■ **Perintah Kerja 1**
Ringkaslah paragraf dalam teks tentang kasus penipuan emas yang diawali "Berselang satu bulan" menjadi daftar poin. Pertahankan fakta-fakta utamanya.
■ **Perintah Kerja 2**
Teruskan teks tentang kasus penipuan emas mulai setelah kalimat terakhir yang tercantum.

“Berselang satu bulan, si Nafi ini ternyata tidak juga membayarkan uang harga emas tersebut. Pelapor alias korban sudah berusaha menghubungi, tetapi nomor Hp bersangkutan tidak aktif lagi. Bahkan Sudah mencari ke rumahnya, tapi yang bersangkutan tidak ada di rumah. Atas kejadian tersebut, korban merasa ditipu dan mengalami kerugian sebesar Rp250 juta, dan melaporkan hal ini ke Polres HSU,” katanya, Sabtu (16/4/2022) pagi.
Polisi terus melakukan pencarian terhadap pelaku Nafi, hingga keberadaan tempat ‘persembunyiannya’ diketahui berada di Provinsi Kalimantan Tengah.

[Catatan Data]
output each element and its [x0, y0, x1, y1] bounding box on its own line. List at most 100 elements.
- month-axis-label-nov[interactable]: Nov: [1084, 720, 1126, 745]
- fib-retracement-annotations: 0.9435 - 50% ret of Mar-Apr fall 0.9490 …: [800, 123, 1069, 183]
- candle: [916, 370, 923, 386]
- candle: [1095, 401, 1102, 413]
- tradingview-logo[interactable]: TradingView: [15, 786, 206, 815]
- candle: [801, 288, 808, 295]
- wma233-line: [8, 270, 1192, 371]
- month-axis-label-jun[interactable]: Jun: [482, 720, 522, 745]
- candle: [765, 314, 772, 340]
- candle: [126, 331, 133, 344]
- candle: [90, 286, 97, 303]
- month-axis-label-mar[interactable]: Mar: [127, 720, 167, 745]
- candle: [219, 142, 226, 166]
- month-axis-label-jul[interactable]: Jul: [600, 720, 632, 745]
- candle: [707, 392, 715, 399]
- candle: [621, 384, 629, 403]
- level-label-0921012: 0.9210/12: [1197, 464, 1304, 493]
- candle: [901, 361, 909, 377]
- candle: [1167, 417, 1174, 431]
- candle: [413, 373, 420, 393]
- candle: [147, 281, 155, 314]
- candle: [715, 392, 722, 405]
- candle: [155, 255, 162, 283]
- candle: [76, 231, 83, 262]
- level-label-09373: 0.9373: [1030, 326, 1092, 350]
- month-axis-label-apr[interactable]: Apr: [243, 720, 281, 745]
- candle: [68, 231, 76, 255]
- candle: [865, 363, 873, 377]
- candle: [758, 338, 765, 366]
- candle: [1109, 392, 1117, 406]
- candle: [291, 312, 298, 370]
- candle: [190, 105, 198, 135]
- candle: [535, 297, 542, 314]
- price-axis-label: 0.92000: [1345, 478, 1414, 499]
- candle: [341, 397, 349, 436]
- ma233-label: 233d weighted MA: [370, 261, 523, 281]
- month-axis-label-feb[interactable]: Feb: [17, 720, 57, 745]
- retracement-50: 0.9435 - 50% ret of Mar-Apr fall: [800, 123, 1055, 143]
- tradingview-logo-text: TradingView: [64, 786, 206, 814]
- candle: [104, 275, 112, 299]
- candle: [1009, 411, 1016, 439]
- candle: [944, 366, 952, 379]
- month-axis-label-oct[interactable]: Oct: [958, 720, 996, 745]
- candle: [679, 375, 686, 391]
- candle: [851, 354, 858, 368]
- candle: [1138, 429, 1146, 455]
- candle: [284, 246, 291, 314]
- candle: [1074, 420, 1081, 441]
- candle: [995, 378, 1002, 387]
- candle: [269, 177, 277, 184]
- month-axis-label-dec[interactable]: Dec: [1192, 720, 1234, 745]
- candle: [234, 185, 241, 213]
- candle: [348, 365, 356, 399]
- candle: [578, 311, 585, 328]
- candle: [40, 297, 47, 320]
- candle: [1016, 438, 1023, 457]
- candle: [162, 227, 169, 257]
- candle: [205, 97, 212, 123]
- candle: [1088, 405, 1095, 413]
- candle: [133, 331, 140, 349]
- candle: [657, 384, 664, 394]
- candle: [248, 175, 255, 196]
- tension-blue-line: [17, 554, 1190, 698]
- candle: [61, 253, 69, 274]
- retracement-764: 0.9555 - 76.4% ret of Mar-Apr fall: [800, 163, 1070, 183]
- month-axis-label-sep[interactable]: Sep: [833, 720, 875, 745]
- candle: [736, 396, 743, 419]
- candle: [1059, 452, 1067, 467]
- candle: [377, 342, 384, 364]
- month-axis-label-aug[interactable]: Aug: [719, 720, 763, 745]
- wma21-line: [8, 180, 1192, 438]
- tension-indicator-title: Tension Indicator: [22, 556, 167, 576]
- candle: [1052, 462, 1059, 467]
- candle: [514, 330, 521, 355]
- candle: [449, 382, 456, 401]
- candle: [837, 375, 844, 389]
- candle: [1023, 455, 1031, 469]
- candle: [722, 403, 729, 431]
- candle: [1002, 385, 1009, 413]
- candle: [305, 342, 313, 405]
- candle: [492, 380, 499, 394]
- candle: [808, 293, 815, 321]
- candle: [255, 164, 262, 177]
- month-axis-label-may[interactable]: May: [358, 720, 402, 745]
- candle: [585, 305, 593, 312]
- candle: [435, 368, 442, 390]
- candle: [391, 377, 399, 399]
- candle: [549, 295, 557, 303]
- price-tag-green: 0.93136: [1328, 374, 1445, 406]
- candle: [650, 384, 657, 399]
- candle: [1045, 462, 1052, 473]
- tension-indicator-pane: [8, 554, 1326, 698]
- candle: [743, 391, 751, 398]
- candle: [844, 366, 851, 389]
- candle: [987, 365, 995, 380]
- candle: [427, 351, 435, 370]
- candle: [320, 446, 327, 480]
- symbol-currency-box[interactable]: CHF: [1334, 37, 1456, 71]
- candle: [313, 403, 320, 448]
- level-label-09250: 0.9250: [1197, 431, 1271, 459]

■ **Jawaban 1**
- Setelah satu bulan, Nafi tidak juga membayar harga emas tersebut.
- Korban berusaha menghubunginya, tetapi nomor HP Nafi sudah tidak aktif.
- Korban juga mencarinya ke rumah, tetapi Nafi tidak ada di sana.
- Korban merasa ditipu, menderita kerugian Rp250 juta, dan melapor ke Polres HSU.
- Keterangan ini disampaikan pada Sabtu (16/4/2022) pagi.

■ **Jawaban 2**
Benar saja, Unit Jatanras Polres HSU dipimpin KBO Reskrim Ipda Rizqy bersama dengan Polres Murung Raya, Puruk Cahu membekuk pelaku Nafi saat berada di sebuah warung di Desa Mangkahui, Kecamatan Murung, Kabupaten Murung Raya, pada Rabu (13/42022) malam.
“Pelaku Nafi sat itu, mengakui perbuatannya dan segera diamankan ke Polres Murung dan dibawa ke Polres HSU,” tambah Iptu Momo.
Terkait barang bukti dan lainnya, kepolisian masih melakukan penyelidikan lebih lanjut guna mendapatkan informasi lainnya.